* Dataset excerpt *
* START *

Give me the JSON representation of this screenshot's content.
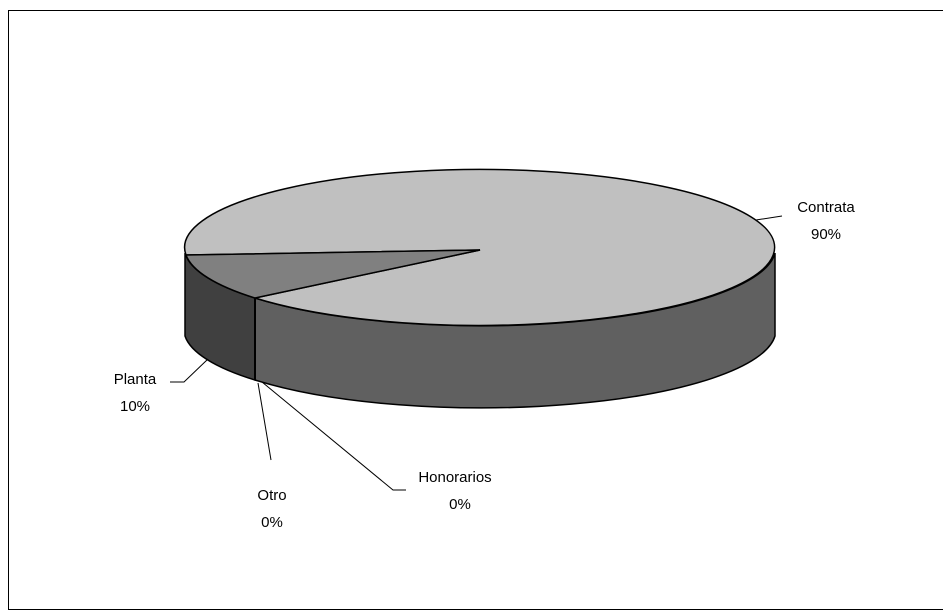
{
  "chart_data": {
    "type": "pie",
    "style": "3d",
    "labels": [
      {
        "category": "Contrata",
        "percent_text": "90%"
      },
      {
        "category": "Planta",
        "percent_text": "10%"
      },
      {
        "category": "Honorarios",
        "percent_text": "0%"
      },
      {
        "category": "Otro",
        "percent_text": "0%"
      }
    ],
    "slices": [
      {
        "name": "Contrata",
        "value": 90,
        "top_color": "#c0c0c0",
        "side_color": "#606060"
      },
      {
        "name": "Planta",
        "value": 10,
        "top_color": "#808080",
        "side_color": "#404040"
      },
      {
        "name": "Honorarios",
        "value": 0,
        "top_color": "#ffffff",
        "side_color": "#404040"
      },
      {
        "name": "Otro",
        "value": 0,
        "top_color": "#ffffff",
        "side_color": "#404040"
      }
    ],
    "legend": "none"
  }
}
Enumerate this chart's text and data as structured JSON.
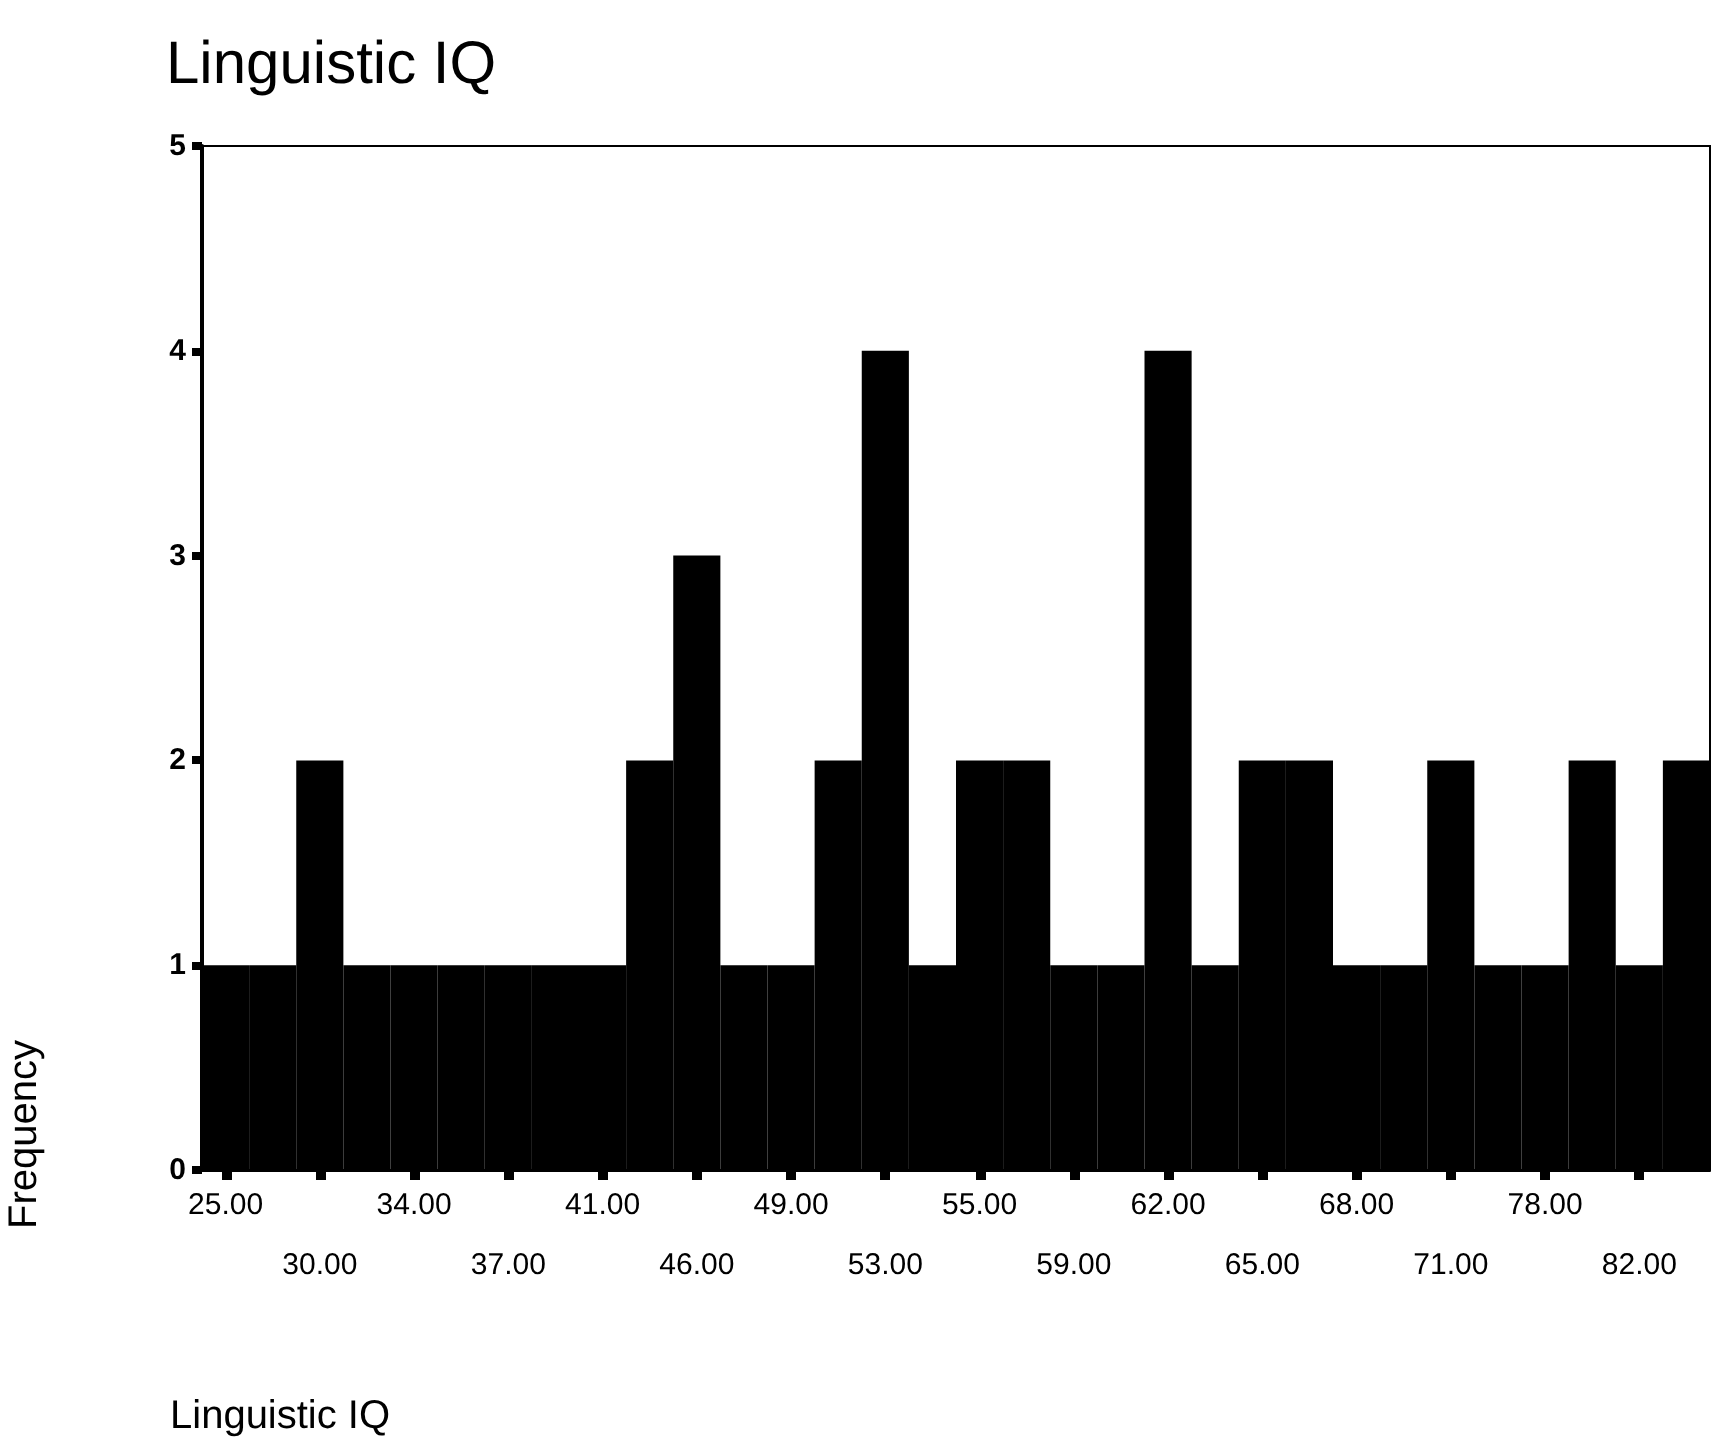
{
  "chart_data": {
    "type": "bar",
    "title": "Linguistic IQ",
    "xlabel": "Linguistic IQ",
    "ylabel": "Frequency",
    "categories": [
      "25.00",
      null,
      "30.00",
      null,
      "34.00",
      null,
      "37.00",
      null,
      "41.00",
      null,
      "46.00",
      null,
      "49.00",
      null,
      "53.00",
      null,
      "55.00",
      null,
      "59.00",
      null,
      "62.00",
      null,
      "65.00",
      null,
      "68.00",
      null,
      "71.00",
      null,
      "78.00",
      null,
      "82.00",
      null
    ],
    "values": [
      1,
      1,
      2,
      1,
      1,
      1,
      1,
      1,
      1,
      2,
      3,
      1,
      1,
      2,
      4,
      1,
      2,
      2,
      1,
      1,
      4,
      1,
      2,
      2,
      1,
      1,
      2,
      1,
      1,
      2,
      1,
      2
    ],
    "color": "#000000",
    "ylim": [
      0,
      5
    ],
    "yticks": [
      0,
      1,
      2,
      3,
      4,
      5
    ],
    "grid": false
  }
}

* END *

* WRITTEN INSTRUCTION *
State the number of lines that contain the string "this", with no other words.

* EXERCISE RESPONSE *
2